● Records provided:
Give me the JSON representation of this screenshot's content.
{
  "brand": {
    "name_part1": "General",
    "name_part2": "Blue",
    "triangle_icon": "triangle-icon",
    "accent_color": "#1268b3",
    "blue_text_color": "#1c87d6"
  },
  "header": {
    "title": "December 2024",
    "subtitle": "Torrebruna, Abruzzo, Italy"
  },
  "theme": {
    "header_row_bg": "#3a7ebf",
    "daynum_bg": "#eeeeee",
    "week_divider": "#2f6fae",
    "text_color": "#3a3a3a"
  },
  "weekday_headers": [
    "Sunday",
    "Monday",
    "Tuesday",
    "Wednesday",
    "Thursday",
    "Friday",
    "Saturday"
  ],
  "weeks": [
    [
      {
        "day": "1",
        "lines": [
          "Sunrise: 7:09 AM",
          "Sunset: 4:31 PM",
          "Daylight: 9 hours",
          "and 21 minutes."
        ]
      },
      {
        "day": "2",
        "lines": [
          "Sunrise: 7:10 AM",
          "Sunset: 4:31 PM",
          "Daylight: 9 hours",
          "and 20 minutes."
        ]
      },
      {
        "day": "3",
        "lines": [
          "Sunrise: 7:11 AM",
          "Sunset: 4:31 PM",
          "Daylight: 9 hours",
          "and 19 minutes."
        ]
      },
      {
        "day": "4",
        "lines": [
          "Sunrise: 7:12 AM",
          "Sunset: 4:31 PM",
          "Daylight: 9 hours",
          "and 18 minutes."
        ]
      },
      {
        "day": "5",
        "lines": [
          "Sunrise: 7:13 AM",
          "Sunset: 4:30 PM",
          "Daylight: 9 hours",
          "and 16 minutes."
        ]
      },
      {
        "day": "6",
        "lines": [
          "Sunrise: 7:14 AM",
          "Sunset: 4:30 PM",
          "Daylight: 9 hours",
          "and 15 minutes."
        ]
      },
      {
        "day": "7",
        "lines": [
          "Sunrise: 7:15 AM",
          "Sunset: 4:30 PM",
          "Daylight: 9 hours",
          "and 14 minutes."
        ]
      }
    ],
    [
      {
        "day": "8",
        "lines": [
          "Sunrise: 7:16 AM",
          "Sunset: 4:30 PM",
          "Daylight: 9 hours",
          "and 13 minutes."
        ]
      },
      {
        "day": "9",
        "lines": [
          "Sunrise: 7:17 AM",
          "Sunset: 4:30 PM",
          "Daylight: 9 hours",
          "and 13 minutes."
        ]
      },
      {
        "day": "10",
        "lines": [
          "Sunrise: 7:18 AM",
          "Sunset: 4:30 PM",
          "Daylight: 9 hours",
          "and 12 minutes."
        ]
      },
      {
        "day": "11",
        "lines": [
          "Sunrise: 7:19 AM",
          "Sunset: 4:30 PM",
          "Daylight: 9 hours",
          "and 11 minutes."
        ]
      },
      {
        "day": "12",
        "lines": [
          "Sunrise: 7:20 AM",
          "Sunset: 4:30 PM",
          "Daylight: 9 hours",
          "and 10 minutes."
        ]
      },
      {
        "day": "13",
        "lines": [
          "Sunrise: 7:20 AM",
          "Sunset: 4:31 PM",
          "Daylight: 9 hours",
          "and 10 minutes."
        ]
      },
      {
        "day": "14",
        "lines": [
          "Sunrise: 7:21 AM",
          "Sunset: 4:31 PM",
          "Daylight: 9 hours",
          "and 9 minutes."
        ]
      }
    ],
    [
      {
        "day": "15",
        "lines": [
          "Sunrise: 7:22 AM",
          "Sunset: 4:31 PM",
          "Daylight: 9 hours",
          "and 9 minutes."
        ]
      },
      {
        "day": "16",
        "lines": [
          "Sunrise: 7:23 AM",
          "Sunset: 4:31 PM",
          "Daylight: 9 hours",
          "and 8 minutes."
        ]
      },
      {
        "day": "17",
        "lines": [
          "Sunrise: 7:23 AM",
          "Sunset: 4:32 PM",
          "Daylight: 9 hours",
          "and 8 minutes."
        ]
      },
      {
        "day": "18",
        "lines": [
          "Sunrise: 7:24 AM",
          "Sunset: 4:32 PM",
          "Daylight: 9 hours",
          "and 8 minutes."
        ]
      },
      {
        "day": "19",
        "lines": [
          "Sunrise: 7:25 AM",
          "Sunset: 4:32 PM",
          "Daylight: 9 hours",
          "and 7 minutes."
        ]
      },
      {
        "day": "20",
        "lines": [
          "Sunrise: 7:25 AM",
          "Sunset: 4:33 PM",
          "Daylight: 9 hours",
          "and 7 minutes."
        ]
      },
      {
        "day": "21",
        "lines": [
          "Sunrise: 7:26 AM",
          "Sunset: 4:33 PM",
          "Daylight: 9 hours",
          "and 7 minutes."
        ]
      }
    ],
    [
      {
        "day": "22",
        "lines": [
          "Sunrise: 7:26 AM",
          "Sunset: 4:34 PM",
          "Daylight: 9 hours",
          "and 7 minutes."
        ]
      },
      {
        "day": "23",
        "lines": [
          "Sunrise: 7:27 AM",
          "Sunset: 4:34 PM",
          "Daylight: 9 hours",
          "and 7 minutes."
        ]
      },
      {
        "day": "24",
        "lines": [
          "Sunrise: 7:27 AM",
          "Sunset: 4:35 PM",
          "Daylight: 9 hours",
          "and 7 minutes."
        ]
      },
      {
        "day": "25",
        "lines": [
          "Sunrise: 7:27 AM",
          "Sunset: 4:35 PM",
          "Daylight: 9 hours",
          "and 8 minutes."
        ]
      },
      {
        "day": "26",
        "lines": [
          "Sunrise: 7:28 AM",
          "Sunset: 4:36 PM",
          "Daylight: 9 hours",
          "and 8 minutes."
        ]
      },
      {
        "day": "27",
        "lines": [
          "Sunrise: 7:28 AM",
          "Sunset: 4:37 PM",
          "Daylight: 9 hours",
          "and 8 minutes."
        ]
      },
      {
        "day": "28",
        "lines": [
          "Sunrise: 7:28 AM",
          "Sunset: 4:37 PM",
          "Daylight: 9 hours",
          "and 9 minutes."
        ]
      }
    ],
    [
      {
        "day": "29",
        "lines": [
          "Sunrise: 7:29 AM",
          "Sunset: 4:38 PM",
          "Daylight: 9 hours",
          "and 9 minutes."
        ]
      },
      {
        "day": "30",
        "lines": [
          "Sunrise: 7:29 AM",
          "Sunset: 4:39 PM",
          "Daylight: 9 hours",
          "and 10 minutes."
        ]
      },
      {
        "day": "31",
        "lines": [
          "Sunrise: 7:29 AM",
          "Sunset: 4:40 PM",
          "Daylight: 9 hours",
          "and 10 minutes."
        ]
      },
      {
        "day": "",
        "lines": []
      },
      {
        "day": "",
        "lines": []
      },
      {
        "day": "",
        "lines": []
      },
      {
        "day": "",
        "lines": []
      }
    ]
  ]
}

● Work to complete: Give every line of the material again, exactly as it reads.

● The answer:
Give me the JSON representation of this screenshot's content.
{
  "brand": {
    "name_part1": "General",
    "name_part2": "Blue",
    "triangle_icon": "triangle-icon",
    "accent_color": "#1268b3",
    "blue_text_color": "#1c87d6"
  },
  "header": {
    "title": "December 2024",
    "subtitle": "Torrebruna, Abruzzo, Italy"
  },
  "theme": {
    "header_row_bg": "#3a7ebf",
    "daynum_bg": "#eeeeee",
    "week_divider": "#2f6fae",
    "text_color": "#3a3a3a"
  },
  "weekday_headers": [
    "Sunday",
    "Monday",
    "Tuesday",
    "Wednesday",
    "Thursday",
    "Friday",
    "Saturday"
  ],
  "weeks": [
    [
      {
        "day": "1",
        "lines": [
          "Sunrise: 7:09 AM",
          "Sunset: 4:31 PM",
          "Daylight: 9 hours",
          "and 21 minutes."
        ]
      },
      {
        "day": "2",
        "lines": [
          "Sunrise: 7:10 AM",
          "Sunset: 4:31 PM",
          "Daylight: 9 hours",
          "and 20 minutes."
        ]
      },
      {
        "day": "3",
        "lines": [
          "Sunrise: 7:11 AM",
          "Sunset: 4:31 PM",
          "Daylight: 9 hours",
          "and 19 minutes."
        ]
      },
      {
        "day": "4",
        "lines": [
          "Sunrise: 7:12 AM",
          "Sunset: 4:31 PM",
          "Daylight: 9 hours",
          "and 18 minutes."
        ]
      },
      {
        "day": "5",
        "lines": [
          "Sunrise: 7:13 AM",
          "Sunset: 4:30 PM",
          "Daylight: 9 hours",
          "and 16 minutes."
        ]
      },
      {
        "day": "6",
        "lines": [
          "Sunrise: 7:14 AM",
          "Sunset: 4:30 PM",
          "Daylight: 9 hours",
          "and 15 minutes."
        ]
      },
      {
        "day": "7",
        "lines": [
          "Sunrise: 7:15 AM",
          "Sunset: 4:30 PM",
          "Daylight: 9 hours",
          "and 14 minutes."
        ]
      }
    ],
    [
      {
        "day": "8",
        "lines": [
          "Sunrise: 7:16 AM",
          "Sunset: 4:30 PM",
          "Daylight: 9 hours",
          "and 13 minutes."
        ]
      },
      {
        "day": "9",
        "lines": [
          "Sunrise: 7:17 AM",
          "Sunset: 4:30 PM",
          "Daylight: 9 hours",
          "and 13 minutes."
        ]
      },
      {
        "day": "10",
        "lines": [
          "Sunrise: 7:18 AM",
          "Sunset: 4:30 PM",
          "Daylight: 9 hours",
          "and 12 minutes."
        ]
      },
      {
        "day": "11",
        "lines": [
          "Sunrise: 7:19 AM",
          "Sunset: 4:30 PM",
          "Daylight: 9 hours",
          "and 11 minutes."
        ]
      },
      {
        "day": "12",
        "lines": [
          "Sunrise: 7:20 AM",
          "Sunset: 4:30 PM",
          "Daylight: 9 hours",
          "and 10 minutes."
        ]
      },
      {
        "day": "13",
        "lines": [
          "Sunrise: 7:20 AM",
          "Sunset: 4:31 PM",
          "Daylight: 9 hours",
          "and 10 minutes."
        ]
      },
      {
        "day": "14",
        "lines": [
          "Sunrise: 7:21 AM",
          "Sunset: 4:31 PM",
          "Daylight: 9 hours",
          "and 9 minutes."
        ]
      }
    ],
    [
      {
        "day": "15",
        "lines": [
          "Sunrise: 7:22 AM",
          "Sunset: 4:31 PM",
          "Daylight: 9 hours",
          "and 9 minutes."
        ]
      },
      {
        "day": "16",
        "lines": [
          "Sunrise: 7:23 AM",
          "Sunset: 4:31 PM",
          "Daylight: 9 hours",
          "and 8 minutes."
        ]
      },
      {
        "day": "17",
        "lines": [
          "Sunrise: 7:23 AM",
          "Sunset: 4:32 PM",
          "Daylight: 9 hours",
          "and 8 minutes."
        ]
      },
      {
        "day": "18",
        "lines": [
          "Sunrise: 7:24 AM",
          "Sunset: 4:32 PM",
          "Daylight: 9 hours",
          "and 8 minutes."
        ]
      },
      {
        "day": "19",
        "lines": [
          "Sunrise: 7:25 AM",
          "Sunset: 4:32 PM",
          "Daylight: 9 hours",
          "and 7 minutes."
        ]
      },
      {
        "day": "20",
        "lines": [
          "Sunrise: 7:25 AM",
          "Sunset: 4:33 PM",
          "Daylight: 9 hours",
          "and 7 minutes."
        ]
      },
      {
        "day": "21",
        "lines": [
          "Sunrise: 7:26 AM",
          "Sunset: 4:33 PM",
          "Daylight: 9 hours",
          "and 7 minutes."
        ]
      }
    ],
    [
      {
        "day": "22",
        "lines": [
          "Sunrise: 7:26 AM",
          "Sunset: 4:34 PM",
          "Daylight: 9 hours",
          "and 7 minutes."
        ]
      },
      {
        "day": "23",
        "lines": [
          "Sunrise: 7:27 AM",
          "Sunset: 4:34 PM",
          "Daylight: 9 hours",
          "and 7 minutes."
        ]
      },
      {
        "day": "24",
        "lines": [
          "Sunrise: 7:27 AM",
          "Sunset: 4:35 PM",
          "Daylight: 9 hours",
          "and 7 minutes."
        ]
      },
      {
        "day": "25",
        "lines": [
          "Sunrise: 7:27 AM",
          "Sunset: 4:35 PM",
          "Daylight: 9 hours",
          "and 8 minutes."
        ]
      },
      {
        "day": "26",
        "lines": [
          "Sunrise: 7:28 AM",
          "Sunset: 4:36 PM",
          "Daylight: 9 hours",
          "and 8 minutes."
        ]
      },
      {
        "day": "27",
        "lines": [
          "Sunrise: 7:28 AM",
          "Sunset: 4:37 PM",
          "Daylight: 9 hours",
          "and 8 minutes."
        ]
      },
      {
        "day": "28",
        "lines": [
          "Sunrise: 7:28 AM",
          "Sunset: 4:37 PM",
          "Daylight: 9 hours",
          "and 9 minutes."
        ]
      }
    ],
    [
      {
        "day": "29",
        "lines": [
          "Sunrise: 7:29 AM",
          "Sunset: 4:38 PM",
          "Daylight: 9 hours",
          "and 9 minutes."
        ]
      },
      {
        "day": "30",
        "lines": [
          "Sunrise: 7:29 AM",
          "Sunset: 4:39 PM",
          "Daylight: 9 hours",
          "and 10 minutes."
        ]
      },
      {
        "day": "31",
        "lines": [
          "Sunrise: 7:29 AM",
          "Sunset: 4:40 PM",
          "Daylight: 9 hours",
          "and 10 minutes."
        ]
      },
      {
        "day": "",
        "lines": []
      },
      {
        "day": "",
        "lines": []
      },
      {
        "day": "",
        "lines": []
      },
      {
        "day": "",
        "lines": []
      }
    ]
  ]
}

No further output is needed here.